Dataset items
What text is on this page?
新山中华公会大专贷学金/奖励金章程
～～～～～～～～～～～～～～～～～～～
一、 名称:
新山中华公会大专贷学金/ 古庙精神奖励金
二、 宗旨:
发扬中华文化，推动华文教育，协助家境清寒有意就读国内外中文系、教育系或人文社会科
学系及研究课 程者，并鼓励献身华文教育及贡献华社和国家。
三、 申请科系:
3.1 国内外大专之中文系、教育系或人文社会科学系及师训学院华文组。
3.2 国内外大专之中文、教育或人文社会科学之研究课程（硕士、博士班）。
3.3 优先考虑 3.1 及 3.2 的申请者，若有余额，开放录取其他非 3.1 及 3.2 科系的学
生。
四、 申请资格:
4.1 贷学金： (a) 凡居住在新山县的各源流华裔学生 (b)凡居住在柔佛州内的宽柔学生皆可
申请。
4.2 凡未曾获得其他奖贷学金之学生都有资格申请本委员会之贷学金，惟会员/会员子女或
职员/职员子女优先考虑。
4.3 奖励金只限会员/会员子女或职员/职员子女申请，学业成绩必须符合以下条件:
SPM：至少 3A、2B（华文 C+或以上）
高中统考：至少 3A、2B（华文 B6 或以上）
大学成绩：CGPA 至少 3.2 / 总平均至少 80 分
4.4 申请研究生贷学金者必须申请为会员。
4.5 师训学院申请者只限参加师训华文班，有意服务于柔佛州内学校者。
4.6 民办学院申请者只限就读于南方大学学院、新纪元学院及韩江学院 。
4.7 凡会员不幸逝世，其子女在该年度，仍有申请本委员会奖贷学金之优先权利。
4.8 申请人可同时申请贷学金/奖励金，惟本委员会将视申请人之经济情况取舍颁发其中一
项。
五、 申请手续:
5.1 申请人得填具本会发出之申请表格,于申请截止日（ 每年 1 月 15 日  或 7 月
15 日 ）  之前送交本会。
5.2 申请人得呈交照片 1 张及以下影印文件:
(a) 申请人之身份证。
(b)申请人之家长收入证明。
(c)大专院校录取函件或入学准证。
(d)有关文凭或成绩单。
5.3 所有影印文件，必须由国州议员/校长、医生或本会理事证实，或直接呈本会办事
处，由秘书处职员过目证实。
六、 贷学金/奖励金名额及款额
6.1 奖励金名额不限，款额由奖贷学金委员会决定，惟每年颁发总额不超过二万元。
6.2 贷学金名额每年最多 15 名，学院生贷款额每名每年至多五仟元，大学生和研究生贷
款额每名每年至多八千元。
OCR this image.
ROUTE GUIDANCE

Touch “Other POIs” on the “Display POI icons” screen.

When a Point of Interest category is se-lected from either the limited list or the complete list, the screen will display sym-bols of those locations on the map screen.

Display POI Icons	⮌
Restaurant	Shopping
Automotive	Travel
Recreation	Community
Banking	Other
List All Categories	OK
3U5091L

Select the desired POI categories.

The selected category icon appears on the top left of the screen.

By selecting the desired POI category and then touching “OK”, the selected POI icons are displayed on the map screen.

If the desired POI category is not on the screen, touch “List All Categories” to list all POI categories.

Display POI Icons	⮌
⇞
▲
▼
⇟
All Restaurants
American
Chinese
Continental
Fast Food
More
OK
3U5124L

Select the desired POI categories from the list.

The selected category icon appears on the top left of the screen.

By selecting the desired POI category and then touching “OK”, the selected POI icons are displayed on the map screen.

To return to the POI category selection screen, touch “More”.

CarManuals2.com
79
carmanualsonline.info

### [PROBLEM REQUIREMENTS]
Print the listing above in full, exactly as it is.

### [RESULT]
What text is on this page?
新山中华公会大专贷学金/奖励金章程
～～～～～～～～～～～～～～～～～～～
一、 名称:
新山中华公会大专贷学金/ 古庙精神奖励金
二、 宗旨:
发扬中华文化，推动华文教育，协助家境清寒有意就读国内外中文系、教育系或人文社会科
学系及研究课 程者，并鼓励献身华文教育及贡献华社和国家。
三、 申请科系:
3.1 国内外大专之中文系、教育系或人文社会科学系及师训学院华文组。
3.2 国内外大专之中文、教育或人文社会科学之研究课程（硕士、博士班）。
3.3 优先考虑 3.1 及 3.2 的申请者，若有余额，开放录取其他非 3.1 及 3.2 科系的学
生。
四、 申请资格:
4.1 贷学金： (a) 凡居住在新山县的各源流华裔学生 (b)凡居住在柔佛州内的宽柔学生皆可
申请。
4.2 凡未曾获得其他奖贷学金之学生都有资格申请本委员会之贷学金，惟会员/会员子女或
职员/职员子女优先考虑。
4.3 奖励金只限会员/会员子女或职员/职员子女申请，学业成绩必须符合以下条件:
SPM：至少 3A、2B（华文 C+或以上）
高中统考：至少 3A、2B（华文 B6 或以上）
大学成绩：CGPA 至少 3.2 / 总平均至少 80 分
4.4 申请研究生贷学金者必须申请为会员。
4.5 师训学院申请者只限参加师训华文班，有意服务于柔佛州内学校者。
4.6 民办学院申请者只限就读于南方大学学院、新纪元学院及韩江学院 。
4.7 凡会员不幸逝世，其子女在该年度，仍有申请本委员会奖贷学金之优先权利。
4.8 申请人可同时申请贷学金/奖励金，惟本委员会将视申请人之经济情况取舍颁发其中一
项。
五、 申请手续:
5.1 申请人得填具本会发出之申请表格,于申请截止日（ 每年 1 月 15 日  或 7 月
15 日 ）  之前送交本会。
5.2 申请人得呈交照片 1 张及以下影印文件:
(a) 申请人之身份证。
(b)申请人之家长收入证明。
(c)大专院校录取函件或入学准证。
(d)有关文凭或成绩单。
5.3 所有影印文件，必须由国州议员/校长、医生或本会理事证实，或直接呈本会办事
处，由秘书处职员过目证实。
六、 贷学金/奖励金名额及款额
6.1 奖励金名额不限，款额由奖贷学金委员会决定，惟每年颁发总额不超过二万元。
6.2 贷学金名额每年最多 15 名，学院生贷款额每名每年至多五仟元，大学生和研究生贷
款额每名每年至多八千元。
OCR this image.
ROUTE GUIDANCE

Touch “Other POIs” on the “Display POI icons” screen.

When a Point of Interest category is se-lected from either the limited list or the complete list, the screen will display sym-bols of those locations on the map screen.

Display POI Icons	⮌
Restaurant	Shopping
Automotive	Travel
Recreation	Community
Banking	Other
List All Categories	OK
3U5091L

Select the desired POI categories.

The selected category icon appears on the top left of the screen.

By selecting the desired POI category and then touching “OK”, the selected POI icons are displayed on the map screen.

If the desired POI category is not on the screen, touch “List All Categories” to list all POI categories.

Display POI Icons	⮌
⇞
▲
▼
⇟
All Restaurants
American
Chinese
Continental
Fast Food
More
OK
3U5124L

Select the desired POI categories from the list.

The selected category icon appears on the top left of the screen.

By selecting the desired POI category and then touching “OK”, the selected POI icons are displayed on the map screen.

To return to the POI category selection screen, touch “More”.

CarManuals2.com
79
carmanualsonline.info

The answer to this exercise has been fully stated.